What the task requires:
Return the records in full, exactly as given.

- - - -

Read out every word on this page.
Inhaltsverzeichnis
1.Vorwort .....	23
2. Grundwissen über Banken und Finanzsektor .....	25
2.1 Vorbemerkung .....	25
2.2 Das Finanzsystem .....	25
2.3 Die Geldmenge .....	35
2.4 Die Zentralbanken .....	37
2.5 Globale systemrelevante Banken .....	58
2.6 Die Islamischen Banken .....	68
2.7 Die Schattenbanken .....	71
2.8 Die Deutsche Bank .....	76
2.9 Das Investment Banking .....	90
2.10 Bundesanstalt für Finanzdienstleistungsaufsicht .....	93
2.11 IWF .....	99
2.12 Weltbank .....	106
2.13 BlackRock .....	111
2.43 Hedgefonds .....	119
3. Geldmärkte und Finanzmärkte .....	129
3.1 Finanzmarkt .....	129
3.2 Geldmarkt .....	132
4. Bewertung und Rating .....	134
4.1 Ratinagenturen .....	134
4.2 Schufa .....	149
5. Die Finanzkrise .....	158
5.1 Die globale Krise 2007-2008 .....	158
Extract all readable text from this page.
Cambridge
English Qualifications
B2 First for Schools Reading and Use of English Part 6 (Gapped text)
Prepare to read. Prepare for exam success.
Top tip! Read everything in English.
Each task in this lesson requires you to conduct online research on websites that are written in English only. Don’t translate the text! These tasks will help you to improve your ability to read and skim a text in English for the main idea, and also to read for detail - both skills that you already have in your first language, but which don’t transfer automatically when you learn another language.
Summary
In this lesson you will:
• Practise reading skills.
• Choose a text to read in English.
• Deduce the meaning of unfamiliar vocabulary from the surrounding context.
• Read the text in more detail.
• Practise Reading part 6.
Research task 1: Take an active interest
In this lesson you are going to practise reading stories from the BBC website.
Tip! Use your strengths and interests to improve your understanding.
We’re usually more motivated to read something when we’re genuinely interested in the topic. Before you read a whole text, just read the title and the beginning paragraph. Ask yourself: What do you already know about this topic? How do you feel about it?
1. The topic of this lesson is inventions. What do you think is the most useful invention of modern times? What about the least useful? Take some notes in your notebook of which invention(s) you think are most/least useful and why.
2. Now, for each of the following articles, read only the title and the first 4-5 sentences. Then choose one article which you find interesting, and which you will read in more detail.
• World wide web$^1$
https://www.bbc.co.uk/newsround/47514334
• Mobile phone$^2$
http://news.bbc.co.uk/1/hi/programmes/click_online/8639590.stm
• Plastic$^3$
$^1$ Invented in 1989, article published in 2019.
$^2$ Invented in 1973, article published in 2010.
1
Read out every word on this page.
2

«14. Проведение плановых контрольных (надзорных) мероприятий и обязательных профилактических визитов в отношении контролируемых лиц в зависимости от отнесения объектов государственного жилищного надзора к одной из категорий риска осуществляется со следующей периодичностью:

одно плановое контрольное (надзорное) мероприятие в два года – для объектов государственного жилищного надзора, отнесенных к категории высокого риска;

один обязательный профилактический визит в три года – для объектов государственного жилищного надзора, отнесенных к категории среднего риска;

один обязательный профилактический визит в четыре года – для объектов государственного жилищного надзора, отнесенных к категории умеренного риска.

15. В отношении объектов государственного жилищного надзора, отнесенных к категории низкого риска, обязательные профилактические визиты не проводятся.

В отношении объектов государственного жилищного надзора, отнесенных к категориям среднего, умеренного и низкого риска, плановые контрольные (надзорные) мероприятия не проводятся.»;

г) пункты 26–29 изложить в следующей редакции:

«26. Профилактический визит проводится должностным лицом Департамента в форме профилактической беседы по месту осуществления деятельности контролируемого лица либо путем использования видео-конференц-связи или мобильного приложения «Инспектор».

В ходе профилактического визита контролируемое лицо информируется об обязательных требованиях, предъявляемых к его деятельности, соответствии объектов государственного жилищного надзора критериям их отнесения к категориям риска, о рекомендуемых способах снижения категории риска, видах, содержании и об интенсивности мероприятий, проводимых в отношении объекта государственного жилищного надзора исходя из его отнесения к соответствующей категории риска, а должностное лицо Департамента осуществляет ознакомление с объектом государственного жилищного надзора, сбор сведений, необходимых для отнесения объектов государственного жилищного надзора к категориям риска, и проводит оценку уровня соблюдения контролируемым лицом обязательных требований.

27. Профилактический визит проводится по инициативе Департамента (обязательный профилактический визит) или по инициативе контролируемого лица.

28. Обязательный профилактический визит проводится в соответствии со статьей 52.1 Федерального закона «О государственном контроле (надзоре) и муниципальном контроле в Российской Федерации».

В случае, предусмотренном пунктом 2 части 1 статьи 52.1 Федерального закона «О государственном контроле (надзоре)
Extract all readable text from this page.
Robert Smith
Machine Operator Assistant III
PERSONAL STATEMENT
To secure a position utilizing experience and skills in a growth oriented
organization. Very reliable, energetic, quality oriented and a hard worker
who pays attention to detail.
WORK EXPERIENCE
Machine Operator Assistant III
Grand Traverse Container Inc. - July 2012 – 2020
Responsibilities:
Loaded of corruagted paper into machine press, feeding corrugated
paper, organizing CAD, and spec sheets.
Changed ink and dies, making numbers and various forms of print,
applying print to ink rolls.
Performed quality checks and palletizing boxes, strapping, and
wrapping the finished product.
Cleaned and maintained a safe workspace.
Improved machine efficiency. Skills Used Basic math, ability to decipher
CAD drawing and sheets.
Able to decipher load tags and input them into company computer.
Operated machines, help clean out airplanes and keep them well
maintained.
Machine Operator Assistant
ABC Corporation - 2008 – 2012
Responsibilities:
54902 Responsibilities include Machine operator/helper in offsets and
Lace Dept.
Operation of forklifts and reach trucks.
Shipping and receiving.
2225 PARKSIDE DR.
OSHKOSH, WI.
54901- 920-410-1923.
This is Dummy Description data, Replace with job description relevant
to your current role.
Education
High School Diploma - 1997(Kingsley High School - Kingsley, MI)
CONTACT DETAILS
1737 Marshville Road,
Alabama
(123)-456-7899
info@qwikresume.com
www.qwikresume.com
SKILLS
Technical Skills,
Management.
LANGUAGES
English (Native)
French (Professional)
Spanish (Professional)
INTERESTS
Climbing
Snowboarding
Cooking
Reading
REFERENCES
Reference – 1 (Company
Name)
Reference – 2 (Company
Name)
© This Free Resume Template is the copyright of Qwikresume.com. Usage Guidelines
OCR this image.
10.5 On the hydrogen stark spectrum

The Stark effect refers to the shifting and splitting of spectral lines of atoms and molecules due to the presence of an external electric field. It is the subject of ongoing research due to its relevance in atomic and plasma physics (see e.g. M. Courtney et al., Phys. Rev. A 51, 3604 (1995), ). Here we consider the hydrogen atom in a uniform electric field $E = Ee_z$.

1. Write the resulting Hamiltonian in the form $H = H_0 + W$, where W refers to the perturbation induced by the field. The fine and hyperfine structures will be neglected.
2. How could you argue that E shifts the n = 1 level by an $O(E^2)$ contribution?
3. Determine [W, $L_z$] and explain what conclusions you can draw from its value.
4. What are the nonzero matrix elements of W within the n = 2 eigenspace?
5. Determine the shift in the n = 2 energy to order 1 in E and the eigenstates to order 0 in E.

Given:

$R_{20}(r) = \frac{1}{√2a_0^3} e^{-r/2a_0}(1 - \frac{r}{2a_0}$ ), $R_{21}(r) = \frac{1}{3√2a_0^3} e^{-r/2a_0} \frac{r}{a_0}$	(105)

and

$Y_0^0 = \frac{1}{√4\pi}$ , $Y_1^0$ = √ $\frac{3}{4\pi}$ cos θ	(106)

- - - -

Solution for this exercise:
Read out every word on this page.
Inhaltsverzeichnis
1.Vorwort .....	23
2. Grundwissen über Banken und Finanzsektor .....	25
2.1 Vorbemerkung .....	25
2.2 Das Finanzsystem .....	25
2.3 Die Geldmenge .....	35
2.4 Die Zentralbanken .....	37
2.5 Globale systemrelevante Banken .....	58
2.6 Die Islamischen Banken .....	68
2.7 Die Schattenbanken .....	71
2.8 Die Deutsche Bank .....	76
2.9 Das Investment Banking .....	90
2.10 Bundesanstalt für Finanzdienstleistungsaufsicht .....	93
2.11 IWF .....	99
2.12 Weltbank .....	106
2.13 BlackRock .....	111
2.43 Hedgefonds .....	119
3. Geldmärkte und Finanzmärkte .....	129
3.1 Finanzmarkt .....	129
3.2 Geldmarkt .....	132
4. Bewertung und Rating .....	134
4.1 Ratinagenturen .....	134
4.2 Schufa .....	149
5. Die Finanzkrise .....	158
5.1 Die globale Krise 2007-2008 .....	158
Extract all readable text from this page.
Cambridge
English Qualifications
B2 First for Schools Reading and Use of English Part 6 (Gapped text)
Prepare to read. Prepare for exam success.
Top tip! Read everything in English.
Each task in this lesson requires you to conduct online research on websites that are written in English only. Don’t translate the text! These tasks will help you to improve your ability to read and skim a text in English for the main idea, and also to read for detail - both skills that you already have in your first language, but which don’t transfer automatically when you learn another language.
Summary
In this lesson you will:
• Practise reading skills.
• Choose a text to read in English.
• Deduce the meaning of unfamiliar vocabulary from the surrounding context.
• Read the text in more detail.
• Practise Reading part 6.
Research task 1: Take an active interest
In this lesson you are going to practise reading stories from the BBC website.
Tip! Use your strengths and interests to improve your understanding.
We’re usually more motivated to read something when we’re genuinely interested in the topic. Before you read a whole text, just read the title and the beginning paragraph. Ask yourself: What do you already know about this topic? How do you feel about it?
1. The topic of this lesson is inventions. What do you think is the most useful invention of modern times? What about the least useful? Take some notes in your notebook of which invention(s) you think are most/least useful and why.
2. Now, for each of the following articles, read only the title and the first 4-5 sentences. Then choose one article which you find interesting, and which you will read in more detail.
• World wide web$^1$
https://www.bbc.co.uk/newsround/47514334
• Mobile phone$^2$
http://news.bbc.co.uk/1/hi/programmes/click_online/8639590.stm
• Plastic$^3$
$^1$ Invented in 1989, article published in 2019.
$^2$ Invented in 1973, article published in 2010.
1
Read out every word on this page.
2

«14. Проведение плановых контрольных (надзорных) мероприятий и обязательных профилактических визитов в отношении контролируемых лиц в зависимости от отнесения объектов государственного жилищного надзора к одной из категорий риска осуществляется со следующей периодичностью:

одно плановое контрольное (надзорное) мероприятие в два года – для объектов государственного жилищного надзора, отнесенных к категории высокого риска;

один обязательный профилактический визит в три года – для объектов государственного жилищного надзора, отнесенных к категории среднего риска;

один обязательный профилактический визит в четыре года – для объектов государственного жилищного надзора, отнесенных к категории умеренного риска.

15. В отношении объектов государственного жилищного надзора, отнесенных к категории низкого риска, обязательные профилактические визиты не проводятся.

В отношении объектов государственного жилищного надзора, отнесенных к категориям среднего, умеренного и низкого риска, плановые контрольные (надзорные) мероприятия не проводятся.»;

г) пункты 26–29 изложить в следующей редакции:

«26. Профилактический визит проводится должностным лицом Департамента в форме профилактической беседы по месту осуществления деятельности контролируемого лица либо путем использования видео-конференц-связи или мобильного приложения «Инспектор».

В ходе профилактического визита контролируемое лицо информируется об обязательных требованиях, предъявляемых к его деятельности, соответствии объектов государственного жилищного надзора критериям их отнесения к категориям риска, о рекомендуемых способах снижения категории риска, видах, содержании и об интенсивности мероприятий, проводимых в отношении объекта государственного жилищного надзора исходя из его отнесения к соответствующей категории риска, а должностное лицо Департамента осуществляет ознакомление с объектом государственного жилищного надзора, сбор сведений, необходимых для отнесения объектов государственного жилищного надзора к категориям риска, и проводит оценку уровня соблюдения контролируемым лицом обязательных требований.

27. Профилактический визит проводится по инициативе Департамента (обязательный профилактический визит) или по инициативе контролируемого лица.

28. Обязательный профилактический визит проводится в соответствии со статьей 52.1 Федерального закона «О государственном контроле (надзоре) и муниципальном контроле в Российской Федерации».

В случае, предусмотренном пунктом 2 части 1 статьи 52.1 Федерального закона «О государственном контроле (надзоре)
Extract all readable text from this page.
Robert Smith
Machine Operator Assistant III
PERSONAL STATEMENT
To secure a position utilizing experience and skills in a growth oriented
organization. Very reliable, energetic, quality oriented and a hard worker
who pays attention to detail.
WORK EXPERIENCE
Machine Operator Assistant III
Grand Traverse Container Inc. - July 2012 – 2020
Responsibilities:
Loaded of corruagted paper into machine press, feeding corrugated
paper, organizing CAD, and spec sheets.
Changed ink and dies, making numbers and various forms of print,
applying print to ink rolls.
Performed quality checks and palletizing boxes, strapping, and
wrapping the finished product.
Cleaned and maintained a safe workspace.
Improved machine efficiency. Skills Used Basic math, ability to decipher
CAD drawing and sheets.
Able to decipher load tags and input them into company computer.
Operated machines, help clean out airplanes and keep them well
maintained.
Machine Operator Assistant
ABC Corporation - 2008 – 2012
Responsibilities:
54902 Responsibilities include Machine operator/helper in offsets and
Lace Dept.
Operation of forklifts and reach trucks.
Shipping and receiving.
2225 PARKSIDE DR.
OSHKOSH, WI.
54901- 920-410-1923.
This is Dummy Description data, Replace with job description relevant
to your current role.
Education
High School Diploma - 1997(Kingsley High School - Kingsley, MI)
CONTACT DETAILS
1737 Marshville Road,
Alabama
(123)-456-7899
info@qwikresume.com
www.qwikresume.com
SKILLS
Technical Skills,
Management.
LANGUAGES
English (Native)
French (Professional)
Spanish (Professional)
INTERESTS
Climbing
Snowboarding
Cooking
Reading
REFERENCES
Reference – 1 (Company
Name)
Reference – 2 (Company
Name)
© This Free Resume Template is the copyright of Qwikresume.com. Usage Guidelines
OCR this image.
10.5 On the hydrogen stark spectrum

The Stark effect refers to the shifting and splitting of spectral lines of atoms and molecules due to the presence of an external electric field. It is the subject of ongoing research due to its relevance in atomic and plasma physics (see e.g. M. Courtney et al., Phys. Rev. A 51, 3604 (1995), ). Here we consider the hydrogen atom in a uniform electric field $E = Ee_z$.

1. Write the resulting Hamiltonian in the form $H = H_0 + W$, where W refers to the perturbation induced by the field. The fine and hyperfine structures will be neglected.
2. How could you argue that E shifts the n = 1 level by an $O(E^2)$ contribution?
3. Determine [W, $L_z$] and explain what conclusions you can draw from its value.
4. What are the nonzero matrix elements of W within the n = 2 eigenspace?
5. Determine the shift in the n = 2 energy to order 1 in E and the eigenstates to order 0 in E.

Given:

$R_{20}(r) = \frac{1}{√2a_0^3} e^{-r/2a_0}(1 - \frac{r}{2a_0}$ ), $R_{21}(r) = \frac{1}{3√2a_0^3} e^{-r/2a_0} \frac{r}{a_0}$	(105)

and

$Y_0^0 = \frac{1}{√4\pi}$ , $Y_1^0$ = √ $\frac{3}{4\pi}$ cos θ	(106)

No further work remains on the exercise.